** start The data **
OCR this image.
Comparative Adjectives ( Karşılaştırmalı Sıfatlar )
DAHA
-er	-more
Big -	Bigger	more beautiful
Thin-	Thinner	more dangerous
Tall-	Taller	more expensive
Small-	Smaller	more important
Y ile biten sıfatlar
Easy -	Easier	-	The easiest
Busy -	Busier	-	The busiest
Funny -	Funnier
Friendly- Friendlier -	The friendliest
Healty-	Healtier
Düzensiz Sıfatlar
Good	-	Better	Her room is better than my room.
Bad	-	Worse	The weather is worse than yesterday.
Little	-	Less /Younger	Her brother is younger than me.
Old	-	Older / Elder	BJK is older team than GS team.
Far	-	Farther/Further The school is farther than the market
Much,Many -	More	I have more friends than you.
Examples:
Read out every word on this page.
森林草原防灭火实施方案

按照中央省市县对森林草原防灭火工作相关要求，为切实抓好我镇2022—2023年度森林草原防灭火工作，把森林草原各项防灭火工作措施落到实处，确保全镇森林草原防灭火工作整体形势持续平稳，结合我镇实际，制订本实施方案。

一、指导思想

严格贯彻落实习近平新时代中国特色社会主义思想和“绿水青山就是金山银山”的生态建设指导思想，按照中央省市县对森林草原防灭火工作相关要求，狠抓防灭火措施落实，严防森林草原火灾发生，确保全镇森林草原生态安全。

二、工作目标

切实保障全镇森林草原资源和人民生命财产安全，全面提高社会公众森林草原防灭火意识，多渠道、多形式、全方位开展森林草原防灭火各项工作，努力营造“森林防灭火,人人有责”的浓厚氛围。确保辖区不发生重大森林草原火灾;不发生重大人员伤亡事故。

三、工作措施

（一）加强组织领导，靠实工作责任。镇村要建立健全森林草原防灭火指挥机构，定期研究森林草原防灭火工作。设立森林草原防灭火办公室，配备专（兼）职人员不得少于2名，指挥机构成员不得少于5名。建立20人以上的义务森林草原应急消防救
** end The data **
Exercise brief: Nothing may be left out: return each entry exactly as it reads.

Task result:
OCR this image.
Comparative Adjectives ( Karşılaştırmalı Sıfatlar )
DAHA
-er	-more
Big -	Bigger	more beautiful
Thin-	Thinner	more dangerous
Tall-	Taller	more expensive
Small-	Smaller	more important
Y ile biten sıfatlar
Easy -	Easier	-	The easiest
Busy -	Busier	-	The busiest
Funny -	Funnier
Friendly- Friendlier -	The friendliest
Healty-	Healtier
Düzensiz Sıfatlar
Good	-	Better	Her room is better than my room.
Bad	-	Worse	The weather is worse than yesterday.
Little	-	Less /Younger	Her brother is younger than me.
Old	-	Older / Elder	BJK is older team than GS team.
Far	-	Farther/Further The school is farther than the market
Much,Many -	More	I have more friends than you.
Examples:
Read out every word on this page.
森林草原防灭火实施方案

按照中央省市县对森林草原防灭火工作相关要求，为切实抓好我镇2022—2023年度森林草原防灭火工作，把森林草原各项防灭火工作措施落到实处，确保全镇森林草原防灭火工作整体形势持续平稳，结合我镇实际，制订本实施方案。

一、指导思想

严格贯彻落实习近平新时代中国特色社会主义思想和“绿水青山就是金山银山”的生态建设指导思想，按照中央省市县对森林草原防灭火工作相关要求，狠抓防灭火措施落实，严防森林草原火灾发生，确保全镇森林草原生态安全。

二、工作目标

切实保障全镇森林草原资源和人民生命财产安全，全面提高社会公众森林草原防灭火意识，多渠道、多形式、全方位开展森林草原防灭火各项工作，努力营造“森林防灭火,人人有责”的浓厚氛围。确保辖区不发生重大森林草原火灾;不发生重大人员伤亡事故。

三、工作措施

（一）加强组织领导，靠实工作责任。镇村要建立健全森林草原防灭火指挥机构，定期研究森林草原防灭火工作。设立森林草原防灭火办公室，配备专（兼）职人员不得少于2名，指挥机构成员不得少于5名。建立20人以上的义务森林草原应急消防救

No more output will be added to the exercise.